Wherever the word "title" appears in a line, extract that line.

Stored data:
--------------------------------

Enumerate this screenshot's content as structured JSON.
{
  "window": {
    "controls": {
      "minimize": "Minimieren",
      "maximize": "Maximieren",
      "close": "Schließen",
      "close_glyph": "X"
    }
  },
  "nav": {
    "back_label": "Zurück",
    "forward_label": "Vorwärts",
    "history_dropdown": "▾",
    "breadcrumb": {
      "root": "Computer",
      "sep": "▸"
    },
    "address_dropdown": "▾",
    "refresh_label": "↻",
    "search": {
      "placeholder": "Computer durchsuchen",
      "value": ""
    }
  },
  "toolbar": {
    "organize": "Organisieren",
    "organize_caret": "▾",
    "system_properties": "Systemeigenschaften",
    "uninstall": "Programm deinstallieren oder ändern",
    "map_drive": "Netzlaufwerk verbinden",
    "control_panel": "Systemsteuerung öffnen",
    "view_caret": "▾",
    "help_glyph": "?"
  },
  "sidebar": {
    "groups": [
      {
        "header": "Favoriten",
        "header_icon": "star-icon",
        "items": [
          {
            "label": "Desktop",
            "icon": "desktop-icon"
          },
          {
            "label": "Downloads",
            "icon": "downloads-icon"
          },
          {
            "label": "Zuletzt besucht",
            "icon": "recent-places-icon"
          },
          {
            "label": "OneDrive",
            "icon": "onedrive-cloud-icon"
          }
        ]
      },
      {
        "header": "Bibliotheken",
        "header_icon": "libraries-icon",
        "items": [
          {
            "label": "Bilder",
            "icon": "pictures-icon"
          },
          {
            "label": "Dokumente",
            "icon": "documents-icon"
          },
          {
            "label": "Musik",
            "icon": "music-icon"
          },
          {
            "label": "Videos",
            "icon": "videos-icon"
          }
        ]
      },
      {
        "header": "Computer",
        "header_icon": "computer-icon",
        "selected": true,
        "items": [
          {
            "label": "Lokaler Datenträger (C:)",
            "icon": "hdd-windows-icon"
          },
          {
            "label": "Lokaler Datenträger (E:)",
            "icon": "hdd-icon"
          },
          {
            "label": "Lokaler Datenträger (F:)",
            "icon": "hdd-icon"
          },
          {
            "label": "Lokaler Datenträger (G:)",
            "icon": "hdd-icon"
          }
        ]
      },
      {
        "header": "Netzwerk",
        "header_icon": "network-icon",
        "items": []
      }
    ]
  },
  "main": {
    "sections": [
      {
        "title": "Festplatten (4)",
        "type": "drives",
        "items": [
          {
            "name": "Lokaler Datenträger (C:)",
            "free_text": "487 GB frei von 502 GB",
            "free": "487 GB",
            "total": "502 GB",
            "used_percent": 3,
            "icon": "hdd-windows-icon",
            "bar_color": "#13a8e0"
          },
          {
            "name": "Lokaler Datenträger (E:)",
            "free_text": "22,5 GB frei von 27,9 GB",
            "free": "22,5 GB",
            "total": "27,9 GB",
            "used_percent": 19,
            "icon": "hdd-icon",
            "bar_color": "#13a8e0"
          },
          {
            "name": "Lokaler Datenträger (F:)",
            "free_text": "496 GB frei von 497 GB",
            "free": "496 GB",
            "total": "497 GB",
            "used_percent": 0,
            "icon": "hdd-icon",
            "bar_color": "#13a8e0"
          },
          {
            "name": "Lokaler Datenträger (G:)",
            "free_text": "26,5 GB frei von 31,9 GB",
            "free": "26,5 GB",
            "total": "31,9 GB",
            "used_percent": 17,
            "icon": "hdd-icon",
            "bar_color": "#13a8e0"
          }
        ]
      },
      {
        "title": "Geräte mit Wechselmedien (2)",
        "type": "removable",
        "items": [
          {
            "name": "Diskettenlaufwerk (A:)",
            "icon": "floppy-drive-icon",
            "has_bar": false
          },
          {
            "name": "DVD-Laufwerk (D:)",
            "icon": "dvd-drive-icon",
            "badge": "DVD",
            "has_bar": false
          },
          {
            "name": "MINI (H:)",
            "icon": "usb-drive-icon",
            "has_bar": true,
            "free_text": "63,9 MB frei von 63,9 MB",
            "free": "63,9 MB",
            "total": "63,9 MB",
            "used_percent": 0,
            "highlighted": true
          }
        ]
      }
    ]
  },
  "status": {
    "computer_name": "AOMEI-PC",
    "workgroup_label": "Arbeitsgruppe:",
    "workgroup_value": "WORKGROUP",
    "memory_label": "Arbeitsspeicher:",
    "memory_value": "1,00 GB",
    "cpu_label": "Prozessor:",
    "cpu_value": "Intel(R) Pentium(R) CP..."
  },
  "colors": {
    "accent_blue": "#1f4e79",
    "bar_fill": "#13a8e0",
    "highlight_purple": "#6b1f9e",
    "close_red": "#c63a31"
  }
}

--------------------------------

Exercise answer:
        "title": "Festplatten (4)",
        "title": "Geräte mit Wechselmedien (2)",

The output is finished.